◆ What you need to do:
Transcribe the material exactly. Images do not belong in the copy.
### Supplied material ###
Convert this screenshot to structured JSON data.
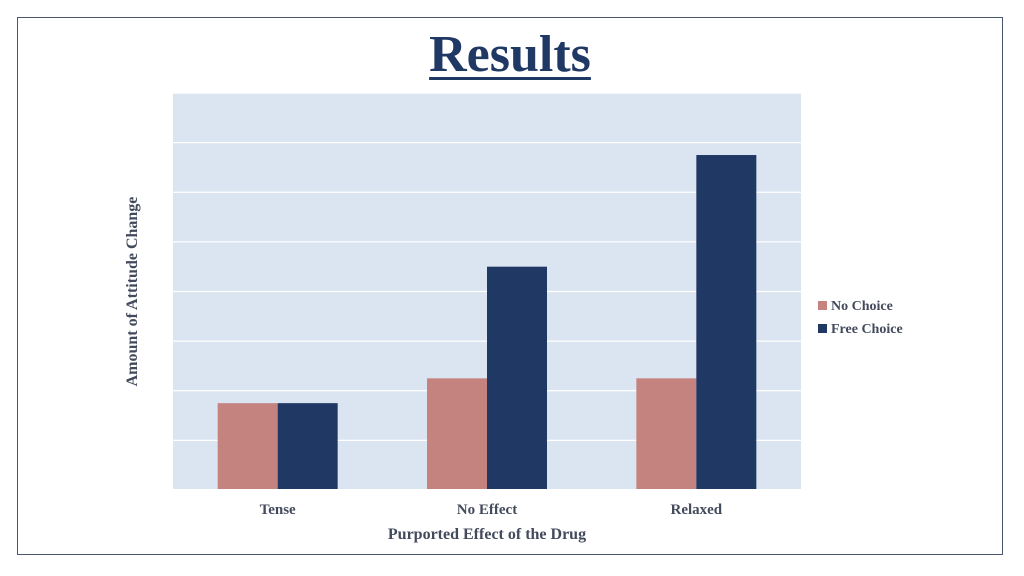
{
  "chart_data": {
    "type": "bar",
    "title": "Results",
    "xlabel": "Purported Effect of the Drug",
    "ylabel": "Amount of Attitude Change",
    "categories": [
      "Tense",
      "No Effect",
      "Relaxed"
    ],
    "series": [
      {
        "name": "No Choice",
        "color": "#c5837f",
        "values": [
          1.75,
          2.25,
          2.25
        ]
      },
      {
        "name": "Free Choice",
        "color": "#1f3864",
        "values": [
          1.75,
          4.5,
          6.75
        ]
      }
    ],
    "ylim": [
      0,
      8
    ],
    "grid": true,
    "legend": "right",
    "colors": {
      "plot_background": "#dbe4f1",
      "gridline": "#ffffff",
      "title": "#1f3864",
      "text": "#434a5c"
    }
  }
}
###
◆ Exercise response:
Convert this screenshot to structured JSON data.
{
  "chart_data": {
    "type": "bar",
    "title": "Results",
    "xlabel": "Purported Effect of the Drug",
    "ylabel": "Amount of Attitude Change",
    "categories": [
      "Tense",
      "No Effect",
      "Relaxed"
    ],
    "series": [
      {
        "name": "No Choice",
        "color": "#c5837f",
        "values": [
          1.75,
          2.25,
          2.25
        ]
      },
      {
        "name": "Free Choice",
        "color": "#1f3864",
        "values": [
          1.75,
          4.5,
          6.75
        ]
      }
    ],
    "ylim": [
      0,
      8
    ],
    "grid": true,
    "legend": "right",
    "colors": {
      "plot_background": "#dbe4f1",
      "gridline": "#ffffff",
      "title": "#1f3864",
      "text": "#434a5c"
    }
  }
}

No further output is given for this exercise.